++++ Stored records

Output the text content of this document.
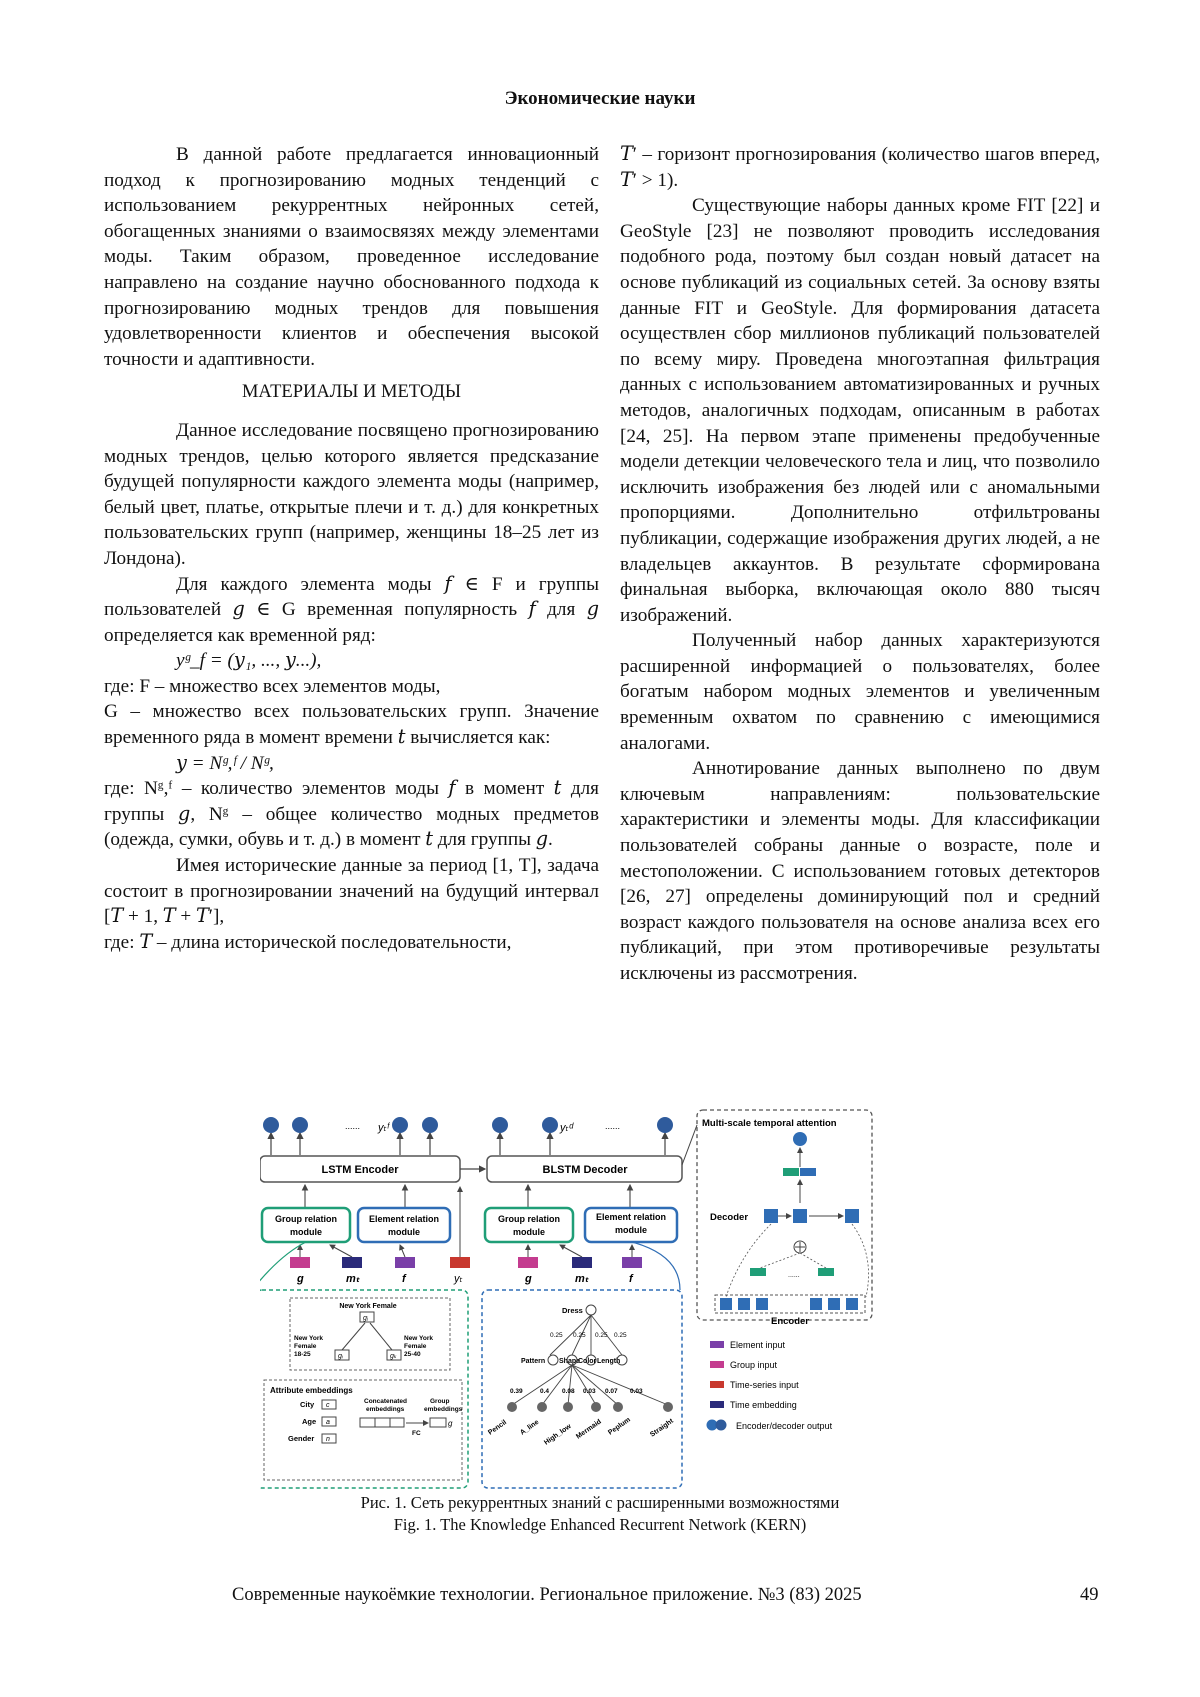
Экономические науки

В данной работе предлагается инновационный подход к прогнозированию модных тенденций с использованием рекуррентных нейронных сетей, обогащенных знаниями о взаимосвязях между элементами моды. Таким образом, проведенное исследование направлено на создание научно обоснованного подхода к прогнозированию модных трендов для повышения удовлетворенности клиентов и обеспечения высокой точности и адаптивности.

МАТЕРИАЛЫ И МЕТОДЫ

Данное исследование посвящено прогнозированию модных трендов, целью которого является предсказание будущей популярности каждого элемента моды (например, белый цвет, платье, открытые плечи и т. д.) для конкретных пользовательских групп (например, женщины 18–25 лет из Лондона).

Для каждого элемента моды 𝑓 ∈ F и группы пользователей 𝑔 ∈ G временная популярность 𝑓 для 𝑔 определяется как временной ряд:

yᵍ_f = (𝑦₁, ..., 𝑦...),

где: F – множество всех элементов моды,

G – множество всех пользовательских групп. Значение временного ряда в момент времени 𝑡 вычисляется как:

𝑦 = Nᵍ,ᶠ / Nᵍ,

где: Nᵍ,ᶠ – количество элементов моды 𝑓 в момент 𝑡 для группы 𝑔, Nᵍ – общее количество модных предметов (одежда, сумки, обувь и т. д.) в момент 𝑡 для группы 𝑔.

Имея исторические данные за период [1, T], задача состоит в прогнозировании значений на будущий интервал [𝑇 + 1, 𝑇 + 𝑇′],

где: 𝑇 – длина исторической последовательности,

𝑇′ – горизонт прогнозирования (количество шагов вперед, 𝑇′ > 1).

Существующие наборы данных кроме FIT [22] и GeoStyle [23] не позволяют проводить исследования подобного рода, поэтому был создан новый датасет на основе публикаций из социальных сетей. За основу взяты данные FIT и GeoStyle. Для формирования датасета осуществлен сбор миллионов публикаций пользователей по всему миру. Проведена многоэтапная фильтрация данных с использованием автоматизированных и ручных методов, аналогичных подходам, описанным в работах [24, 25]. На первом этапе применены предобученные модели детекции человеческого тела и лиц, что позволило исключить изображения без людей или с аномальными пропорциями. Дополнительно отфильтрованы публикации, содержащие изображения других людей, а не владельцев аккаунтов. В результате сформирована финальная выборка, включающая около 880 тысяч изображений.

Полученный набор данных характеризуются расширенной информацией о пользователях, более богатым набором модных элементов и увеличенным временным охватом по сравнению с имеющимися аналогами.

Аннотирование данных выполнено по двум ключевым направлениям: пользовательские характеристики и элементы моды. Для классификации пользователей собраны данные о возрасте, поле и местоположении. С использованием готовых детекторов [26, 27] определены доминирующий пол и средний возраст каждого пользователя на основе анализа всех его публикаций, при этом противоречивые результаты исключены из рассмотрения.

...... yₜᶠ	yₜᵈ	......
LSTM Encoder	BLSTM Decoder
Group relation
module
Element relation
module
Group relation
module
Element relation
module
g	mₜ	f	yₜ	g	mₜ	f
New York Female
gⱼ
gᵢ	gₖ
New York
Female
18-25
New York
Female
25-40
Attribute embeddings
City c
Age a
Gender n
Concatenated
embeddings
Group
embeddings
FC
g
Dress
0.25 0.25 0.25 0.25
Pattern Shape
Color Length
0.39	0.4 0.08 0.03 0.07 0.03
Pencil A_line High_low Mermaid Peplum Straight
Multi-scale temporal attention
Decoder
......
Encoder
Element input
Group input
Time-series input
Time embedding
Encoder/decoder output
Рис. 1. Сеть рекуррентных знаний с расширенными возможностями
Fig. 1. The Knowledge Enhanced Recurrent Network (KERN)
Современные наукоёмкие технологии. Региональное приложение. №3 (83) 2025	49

++++++++
++++ Stored records

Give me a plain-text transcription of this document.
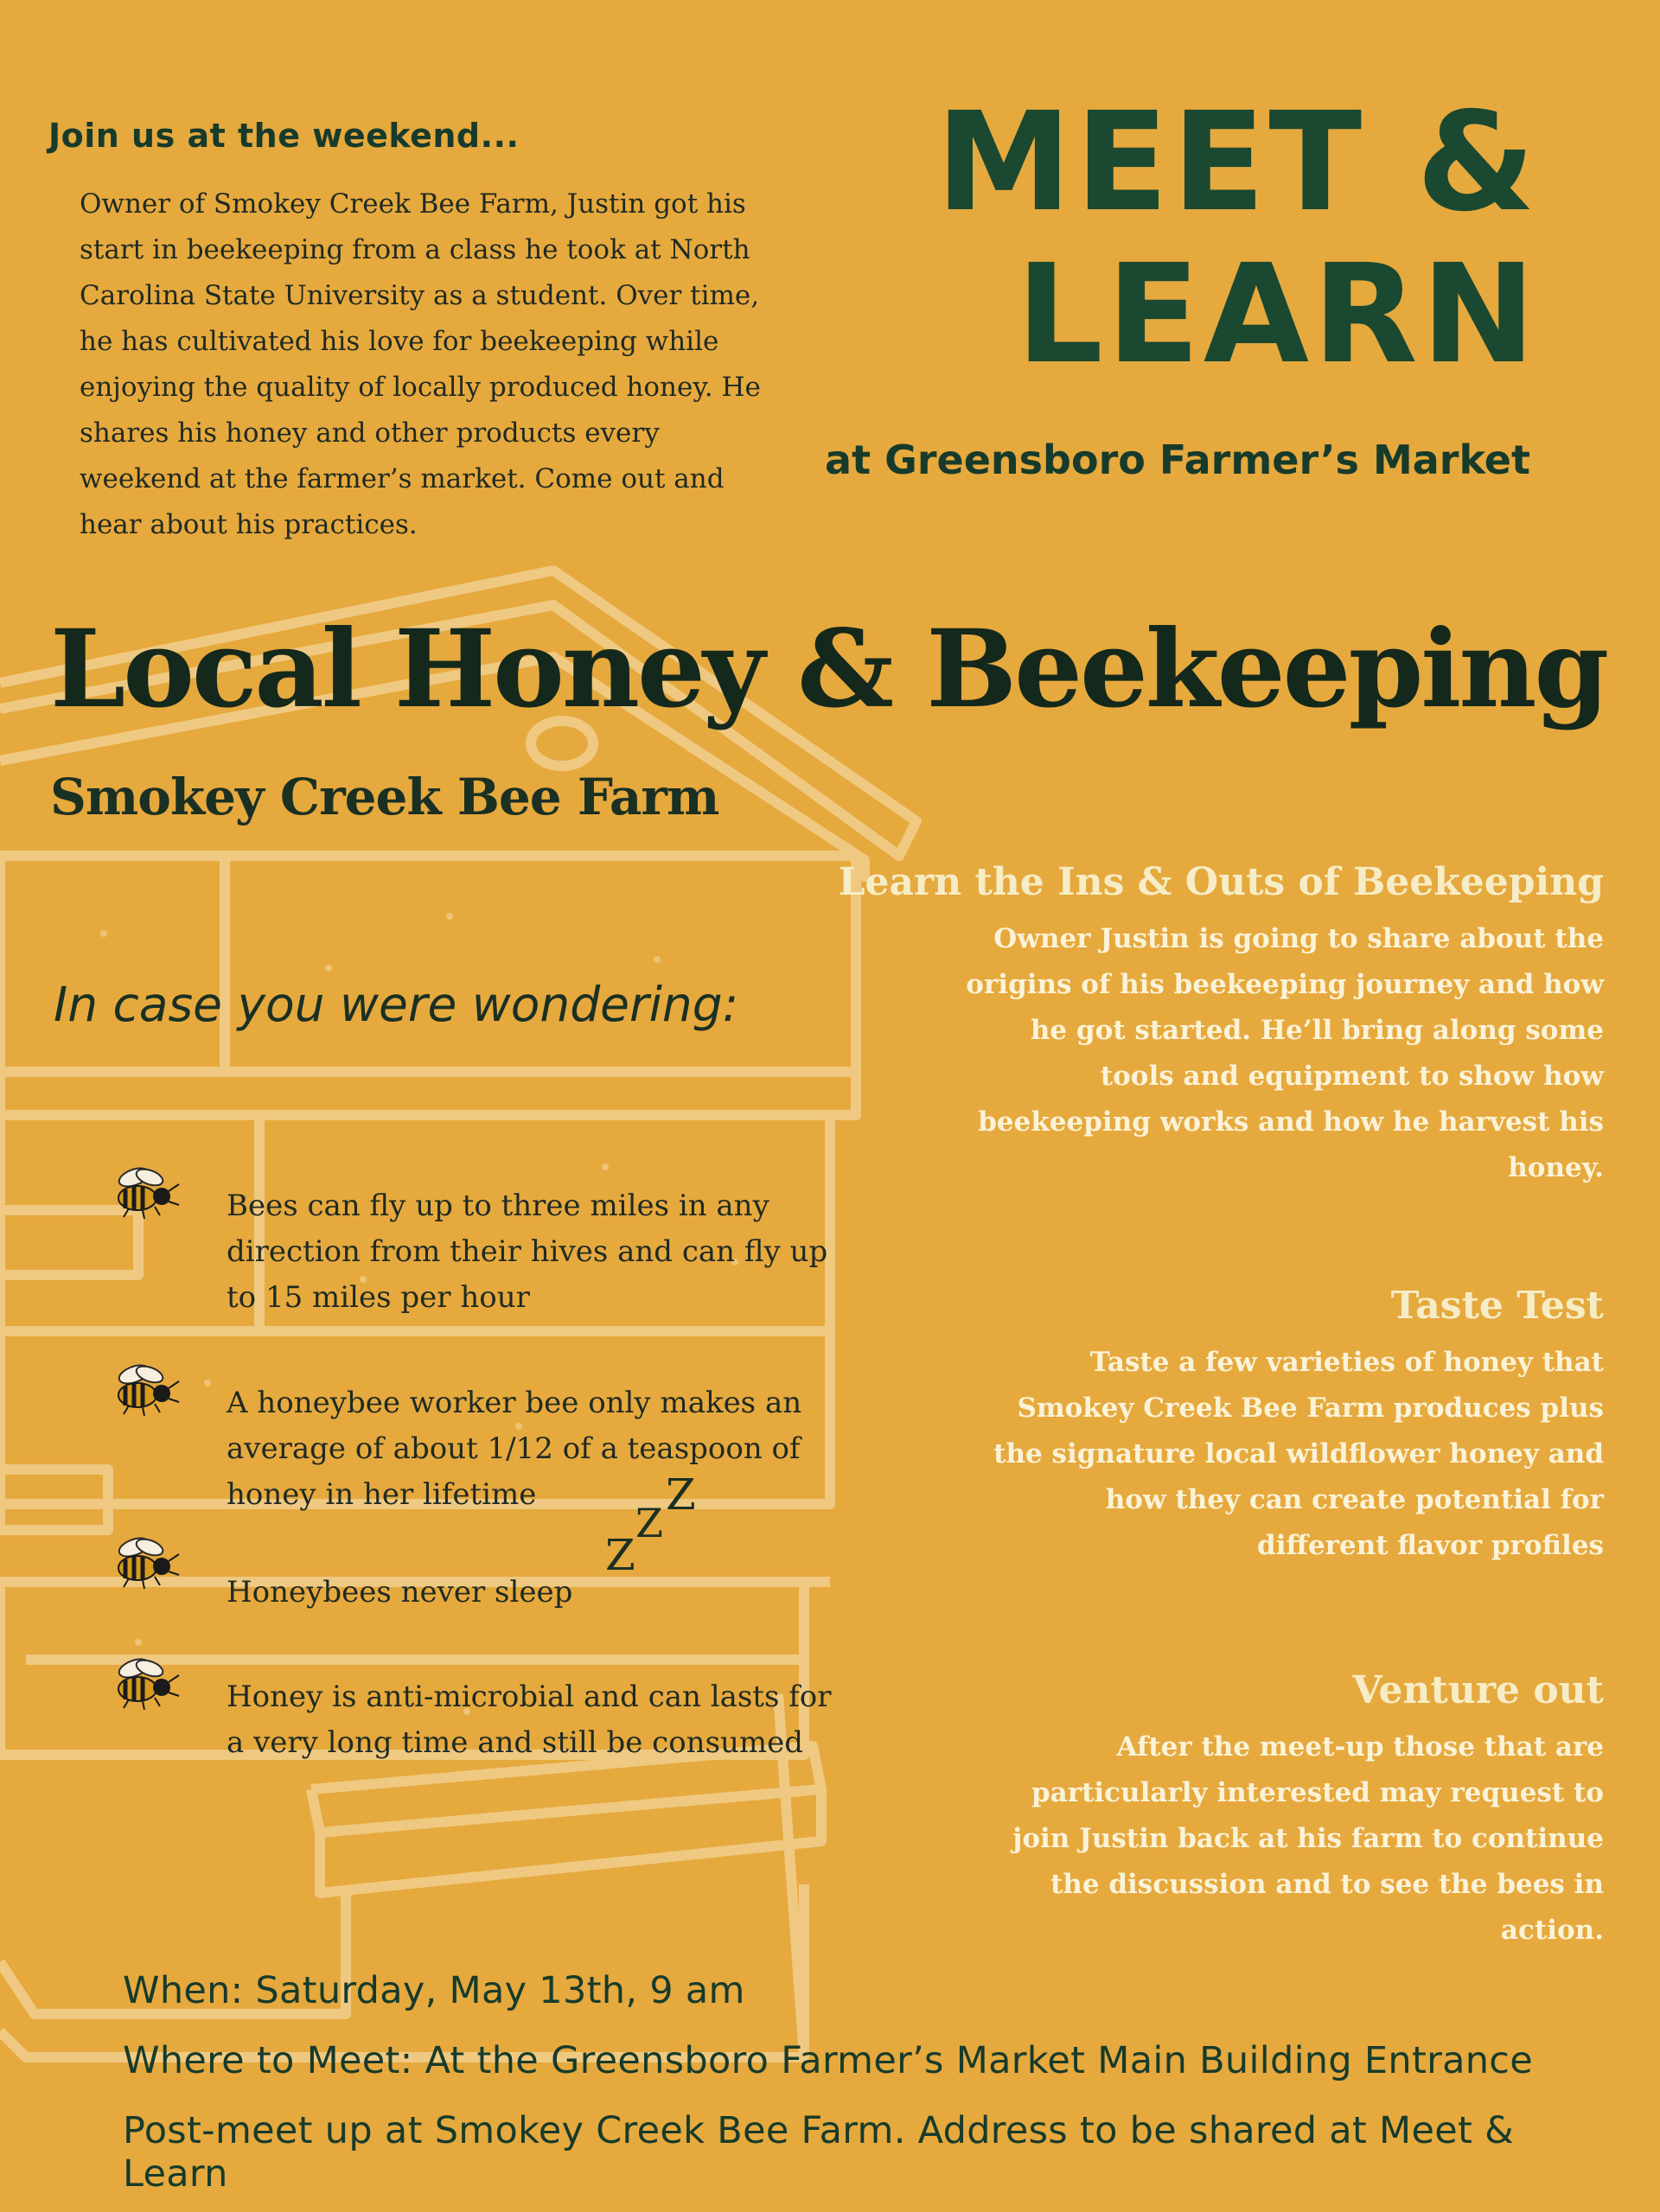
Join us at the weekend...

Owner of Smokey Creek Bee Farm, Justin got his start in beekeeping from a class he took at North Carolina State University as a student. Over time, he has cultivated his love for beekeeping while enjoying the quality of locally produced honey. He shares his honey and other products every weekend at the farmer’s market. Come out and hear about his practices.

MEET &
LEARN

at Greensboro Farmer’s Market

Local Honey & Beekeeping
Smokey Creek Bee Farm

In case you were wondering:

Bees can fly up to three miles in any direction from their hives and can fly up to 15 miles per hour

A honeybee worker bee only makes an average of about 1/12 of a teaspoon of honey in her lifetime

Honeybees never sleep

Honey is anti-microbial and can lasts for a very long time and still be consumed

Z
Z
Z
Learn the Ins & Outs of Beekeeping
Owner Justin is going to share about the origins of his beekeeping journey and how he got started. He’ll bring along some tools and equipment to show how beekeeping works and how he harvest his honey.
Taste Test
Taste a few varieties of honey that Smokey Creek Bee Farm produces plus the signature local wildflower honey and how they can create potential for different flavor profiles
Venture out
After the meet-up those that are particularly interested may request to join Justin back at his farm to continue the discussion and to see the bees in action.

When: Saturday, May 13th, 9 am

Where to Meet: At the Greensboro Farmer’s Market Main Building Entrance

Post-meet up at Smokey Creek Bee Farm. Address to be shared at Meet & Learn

++++++++

Among the lines of the data above, count those holding "исследование" and state only the number.

2